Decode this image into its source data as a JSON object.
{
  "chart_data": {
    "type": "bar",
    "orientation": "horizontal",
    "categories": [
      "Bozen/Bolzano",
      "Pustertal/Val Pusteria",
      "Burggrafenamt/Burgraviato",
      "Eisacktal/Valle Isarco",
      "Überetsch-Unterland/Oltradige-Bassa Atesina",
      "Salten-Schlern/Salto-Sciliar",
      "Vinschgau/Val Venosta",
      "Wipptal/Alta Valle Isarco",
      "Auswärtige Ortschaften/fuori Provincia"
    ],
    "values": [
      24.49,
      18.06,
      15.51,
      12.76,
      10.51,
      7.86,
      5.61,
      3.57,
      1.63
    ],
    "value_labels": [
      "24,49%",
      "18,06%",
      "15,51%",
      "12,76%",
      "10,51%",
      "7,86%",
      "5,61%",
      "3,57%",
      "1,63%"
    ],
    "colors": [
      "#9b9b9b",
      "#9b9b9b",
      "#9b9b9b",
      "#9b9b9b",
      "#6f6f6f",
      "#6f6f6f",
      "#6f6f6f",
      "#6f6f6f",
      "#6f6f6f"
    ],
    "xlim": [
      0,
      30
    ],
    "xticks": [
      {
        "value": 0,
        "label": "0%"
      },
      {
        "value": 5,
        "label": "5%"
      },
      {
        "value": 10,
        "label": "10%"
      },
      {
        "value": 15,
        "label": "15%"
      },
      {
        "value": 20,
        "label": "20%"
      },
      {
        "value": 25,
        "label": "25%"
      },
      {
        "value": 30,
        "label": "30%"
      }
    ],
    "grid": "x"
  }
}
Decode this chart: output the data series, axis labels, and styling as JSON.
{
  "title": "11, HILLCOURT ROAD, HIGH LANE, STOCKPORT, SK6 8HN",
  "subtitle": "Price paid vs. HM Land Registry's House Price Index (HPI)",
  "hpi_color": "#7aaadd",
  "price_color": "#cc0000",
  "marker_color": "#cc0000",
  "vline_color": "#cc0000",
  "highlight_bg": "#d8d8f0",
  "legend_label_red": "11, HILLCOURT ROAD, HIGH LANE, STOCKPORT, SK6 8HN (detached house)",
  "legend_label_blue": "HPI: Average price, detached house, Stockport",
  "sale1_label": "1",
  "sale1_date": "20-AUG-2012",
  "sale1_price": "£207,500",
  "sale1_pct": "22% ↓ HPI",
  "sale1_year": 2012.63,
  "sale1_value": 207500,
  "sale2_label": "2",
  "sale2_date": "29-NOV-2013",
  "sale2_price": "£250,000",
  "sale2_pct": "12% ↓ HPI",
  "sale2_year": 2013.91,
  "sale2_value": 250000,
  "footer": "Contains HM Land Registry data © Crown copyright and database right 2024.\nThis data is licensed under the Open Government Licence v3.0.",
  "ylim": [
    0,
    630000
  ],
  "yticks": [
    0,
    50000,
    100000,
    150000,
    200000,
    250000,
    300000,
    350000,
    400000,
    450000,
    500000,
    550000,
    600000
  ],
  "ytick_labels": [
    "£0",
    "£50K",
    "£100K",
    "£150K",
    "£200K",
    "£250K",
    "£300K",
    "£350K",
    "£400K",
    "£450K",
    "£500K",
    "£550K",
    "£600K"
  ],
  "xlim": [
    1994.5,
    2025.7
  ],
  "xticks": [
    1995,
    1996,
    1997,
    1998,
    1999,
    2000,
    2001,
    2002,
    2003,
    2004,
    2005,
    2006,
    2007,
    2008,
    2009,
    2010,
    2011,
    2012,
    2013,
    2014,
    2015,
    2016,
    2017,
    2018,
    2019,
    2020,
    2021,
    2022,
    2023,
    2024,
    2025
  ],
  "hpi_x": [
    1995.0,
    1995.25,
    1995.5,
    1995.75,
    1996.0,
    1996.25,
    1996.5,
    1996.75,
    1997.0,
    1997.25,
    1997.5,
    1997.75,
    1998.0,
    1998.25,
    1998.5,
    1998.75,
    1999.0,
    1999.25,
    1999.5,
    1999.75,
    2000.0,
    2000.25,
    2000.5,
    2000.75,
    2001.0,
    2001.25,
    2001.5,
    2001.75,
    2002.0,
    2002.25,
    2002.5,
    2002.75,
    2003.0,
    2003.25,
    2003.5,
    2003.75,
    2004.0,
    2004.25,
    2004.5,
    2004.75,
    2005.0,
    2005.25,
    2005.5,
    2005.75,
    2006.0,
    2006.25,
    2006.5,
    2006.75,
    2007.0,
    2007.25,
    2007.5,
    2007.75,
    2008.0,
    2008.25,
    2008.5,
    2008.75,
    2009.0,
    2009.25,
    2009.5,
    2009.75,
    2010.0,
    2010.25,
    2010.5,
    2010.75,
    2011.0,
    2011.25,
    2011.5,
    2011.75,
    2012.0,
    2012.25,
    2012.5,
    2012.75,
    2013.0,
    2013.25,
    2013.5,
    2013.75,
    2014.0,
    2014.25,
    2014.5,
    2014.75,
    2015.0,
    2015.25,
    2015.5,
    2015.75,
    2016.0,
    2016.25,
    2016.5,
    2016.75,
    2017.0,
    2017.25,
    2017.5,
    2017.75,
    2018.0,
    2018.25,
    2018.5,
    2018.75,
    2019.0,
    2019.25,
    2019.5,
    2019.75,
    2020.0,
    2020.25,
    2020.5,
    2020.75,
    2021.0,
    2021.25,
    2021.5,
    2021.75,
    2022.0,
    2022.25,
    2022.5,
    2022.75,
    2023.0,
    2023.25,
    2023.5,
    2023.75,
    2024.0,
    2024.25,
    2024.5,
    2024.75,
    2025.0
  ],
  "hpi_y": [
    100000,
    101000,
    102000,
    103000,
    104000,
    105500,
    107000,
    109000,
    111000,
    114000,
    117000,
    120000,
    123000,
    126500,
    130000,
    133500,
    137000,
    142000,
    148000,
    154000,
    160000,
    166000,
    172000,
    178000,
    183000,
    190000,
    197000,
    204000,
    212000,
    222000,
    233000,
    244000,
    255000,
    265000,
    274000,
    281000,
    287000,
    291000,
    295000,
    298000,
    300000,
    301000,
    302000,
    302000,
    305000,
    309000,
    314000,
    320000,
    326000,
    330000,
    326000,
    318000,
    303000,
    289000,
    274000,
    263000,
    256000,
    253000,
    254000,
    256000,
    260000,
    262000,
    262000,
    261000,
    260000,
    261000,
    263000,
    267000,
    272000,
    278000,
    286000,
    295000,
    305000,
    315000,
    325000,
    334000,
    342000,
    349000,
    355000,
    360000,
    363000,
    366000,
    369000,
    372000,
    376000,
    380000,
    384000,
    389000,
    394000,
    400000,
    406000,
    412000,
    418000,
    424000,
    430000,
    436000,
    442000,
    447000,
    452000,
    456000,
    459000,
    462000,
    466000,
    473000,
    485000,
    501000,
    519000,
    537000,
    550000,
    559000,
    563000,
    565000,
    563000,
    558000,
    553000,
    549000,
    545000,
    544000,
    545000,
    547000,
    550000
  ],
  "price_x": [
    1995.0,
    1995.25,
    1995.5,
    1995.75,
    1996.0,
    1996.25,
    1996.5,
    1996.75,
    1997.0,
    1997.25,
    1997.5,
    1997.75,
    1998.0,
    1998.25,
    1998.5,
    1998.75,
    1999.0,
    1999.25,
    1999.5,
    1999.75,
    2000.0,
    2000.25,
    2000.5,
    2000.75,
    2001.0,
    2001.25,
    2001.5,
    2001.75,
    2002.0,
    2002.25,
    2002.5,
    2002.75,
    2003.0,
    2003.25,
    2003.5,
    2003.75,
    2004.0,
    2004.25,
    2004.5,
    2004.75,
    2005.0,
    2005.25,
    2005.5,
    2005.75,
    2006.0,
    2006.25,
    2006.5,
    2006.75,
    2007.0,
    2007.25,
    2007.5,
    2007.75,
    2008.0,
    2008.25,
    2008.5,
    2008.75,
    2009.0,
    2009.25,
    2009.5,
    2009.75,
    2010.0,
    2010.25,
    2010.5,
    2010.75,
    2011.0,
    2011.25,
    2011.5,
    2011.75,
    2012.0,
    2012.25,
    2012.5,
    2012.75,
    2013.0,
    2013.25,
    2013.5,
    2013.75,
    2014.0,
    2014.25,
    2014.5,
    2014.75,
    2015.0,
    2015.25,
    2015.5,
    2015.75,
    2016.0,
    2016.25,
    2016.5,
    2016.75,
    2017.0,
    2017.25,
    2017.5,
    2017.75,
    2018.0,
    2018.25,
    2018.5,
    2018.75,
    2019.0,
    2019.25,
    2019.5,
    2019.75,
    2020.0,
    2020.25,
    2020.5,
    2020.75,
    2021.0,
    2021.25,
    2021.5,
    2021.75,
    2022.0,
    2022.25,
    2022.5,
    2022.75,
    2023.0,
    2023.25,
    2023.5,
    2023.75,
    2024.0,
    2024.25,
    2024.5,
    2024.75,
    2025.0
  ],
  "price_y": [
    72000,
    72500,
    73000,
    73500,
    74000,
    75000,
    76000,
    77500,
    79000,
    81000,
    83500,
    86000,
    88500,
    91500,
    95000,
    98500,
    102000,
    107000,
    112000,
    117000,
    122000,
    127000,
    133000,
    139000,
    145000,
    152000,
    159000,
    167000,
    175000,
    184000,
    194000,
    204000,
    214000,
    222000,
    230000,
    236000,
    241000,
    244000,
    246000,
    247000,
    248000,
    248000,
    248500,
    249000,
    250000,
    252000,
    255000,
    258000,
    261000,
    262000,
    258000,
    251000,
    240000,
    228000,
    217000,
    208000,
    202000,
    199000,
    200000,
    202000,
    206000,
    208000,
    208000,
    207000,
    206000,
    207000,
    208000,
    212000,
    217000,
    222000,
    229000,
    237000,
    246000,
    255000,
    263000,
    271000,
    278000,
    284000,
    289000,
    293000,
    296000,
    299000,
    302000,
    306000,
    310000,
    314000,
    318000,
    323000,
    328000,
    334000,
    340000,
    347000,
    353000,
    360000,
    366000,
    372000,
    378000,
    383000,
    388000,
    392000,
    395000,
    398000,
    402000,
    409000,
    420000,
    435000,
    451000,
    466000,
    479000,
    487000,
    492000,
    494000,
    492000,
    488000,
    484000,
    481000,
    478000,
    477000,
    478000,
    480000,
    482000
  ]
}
# # # # #
Your answer should be one number: how many lines in the material above contain the string "HILLCOURT".

2